[Rows from a dataset]
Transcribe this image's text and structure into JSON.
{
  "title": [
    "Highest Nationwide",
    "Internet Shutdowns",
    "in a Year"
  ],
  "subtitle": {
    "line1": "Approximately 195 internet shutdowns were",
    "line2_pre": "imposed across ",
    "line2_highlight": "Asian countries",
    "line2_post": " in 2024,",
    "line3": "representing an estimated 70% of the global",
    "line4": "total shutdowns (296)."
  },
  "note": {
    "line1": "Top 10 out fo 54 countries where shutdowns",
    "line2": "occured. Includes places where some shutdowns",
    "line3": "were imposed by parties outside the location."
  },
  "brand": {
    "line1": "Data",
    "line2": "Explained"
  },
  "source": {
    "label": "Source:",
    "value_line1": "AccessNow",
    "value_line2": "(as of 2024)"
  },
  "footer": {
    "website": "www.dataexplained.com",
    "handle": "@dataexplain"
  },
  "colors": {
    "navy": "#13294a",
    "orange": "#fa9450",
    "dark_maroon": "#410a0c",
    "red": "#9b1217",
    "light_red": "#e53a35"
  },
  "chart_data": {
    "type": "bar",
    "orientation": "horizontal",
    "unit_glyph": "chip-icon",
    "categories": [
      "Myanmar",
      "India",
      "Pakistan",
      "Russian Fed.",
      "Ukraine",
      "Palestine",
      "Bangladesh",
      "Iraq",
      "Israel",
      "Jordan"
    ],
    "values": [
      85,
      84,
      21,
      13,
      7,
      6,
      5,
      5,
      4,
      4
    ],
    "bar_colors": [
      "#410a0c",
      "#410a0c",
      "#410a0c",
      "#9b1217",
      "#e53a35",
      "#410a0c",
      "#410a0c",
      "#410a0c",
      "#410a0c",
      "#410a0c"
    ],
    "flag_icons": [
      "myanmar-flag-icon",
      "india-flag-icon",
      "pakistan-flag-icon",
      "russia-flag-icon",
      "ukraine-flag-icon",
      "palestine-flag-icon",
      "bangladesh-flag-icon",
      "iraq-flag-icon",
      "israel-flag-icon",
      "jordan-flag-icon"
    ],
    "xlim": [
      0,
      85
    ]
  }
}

EXERCISE DIRECTIONS:
Print all the data exactly.

WRITTEN RESPONSE:
Transcribe this image's text and structure into JSON.
{
  "title": [
    "Highest Nationwide",
    "Internet Shutdowns",
    "in a Year"
  ],
  "subtitle": {
    "line1": "Approximately 195 internet shutdowns were",
    "line2_pre": "imposed across ",
    "line2_highlight": "Asian countries",
    "line2_post": " in 2024,",
    "line3": "representing an estimated 70% of the global",
    "line4": "total shutdowns (296)."
  },
  "note": {
    "line1": "Top 10 out fo 54 countries where shutdowns",
    "line2": "occured. Includes places where some shutdowns",
    "line3": "were imposed by parties outside the location."
  },
  "brand": {
    "line1": "Data",
    "line2": "Explained"
  },
  "source": {
    "label": "Source:",
    "value_line1": "AccessNow",
    "value_line2": "(as of 2024)"
  },
  "footer": {
    "website": "www.dataexplained.com",
    "handle": "@dataexplain"
  },
  "colors": {
    "navy": "#13294a",
    "orange": "#fa9450",
    "dark_maroon": "#410a0c",
    "red": "#9b1217",
    "light_red": "#e53a35"
  },
  "chart_data": {
    "type": "bar",
    "orientation": "horizontal",
    "unit_glyph": "chip-icon",
    "categories": [
      "Myanmar",
      "India",
      "Pakistan",
      "Russian Fed.",
      "Ukraine",
      "Palestine",
      "Bangladesh",
      "Iraq",
      "Israel",
      "Jordan"
    ],
    "values": [
      85,
      84,
      21,
      13,
      7,
      6,
      5,
      5,
      4,
      4
    ],
    "bar_colors": [
      "#410a0c",
      "#410a0c",
      "#410a0c",
      "#9b1217",
      "#e53a35",
      "#410a0c",
      "#410a0c",
      "#410a0c",
      "#410a0c",
      "#410a0c"
    ],
    "flag_icons": [
      "myanmar-flag-icon",
      "india-flag-icon",
      "pakistan-flag-icon",
      "russia-flag-icon",
      "ukraine-flag-icon",
      "palestine-flag-icon",
      "bangladesh-flag-icon",
      "iraq-flag-icon",
      "israel-flag-icon",
      "jordan-flag-icon"
    ],
    "xlim": [
      0,
      85
    ]
  }
}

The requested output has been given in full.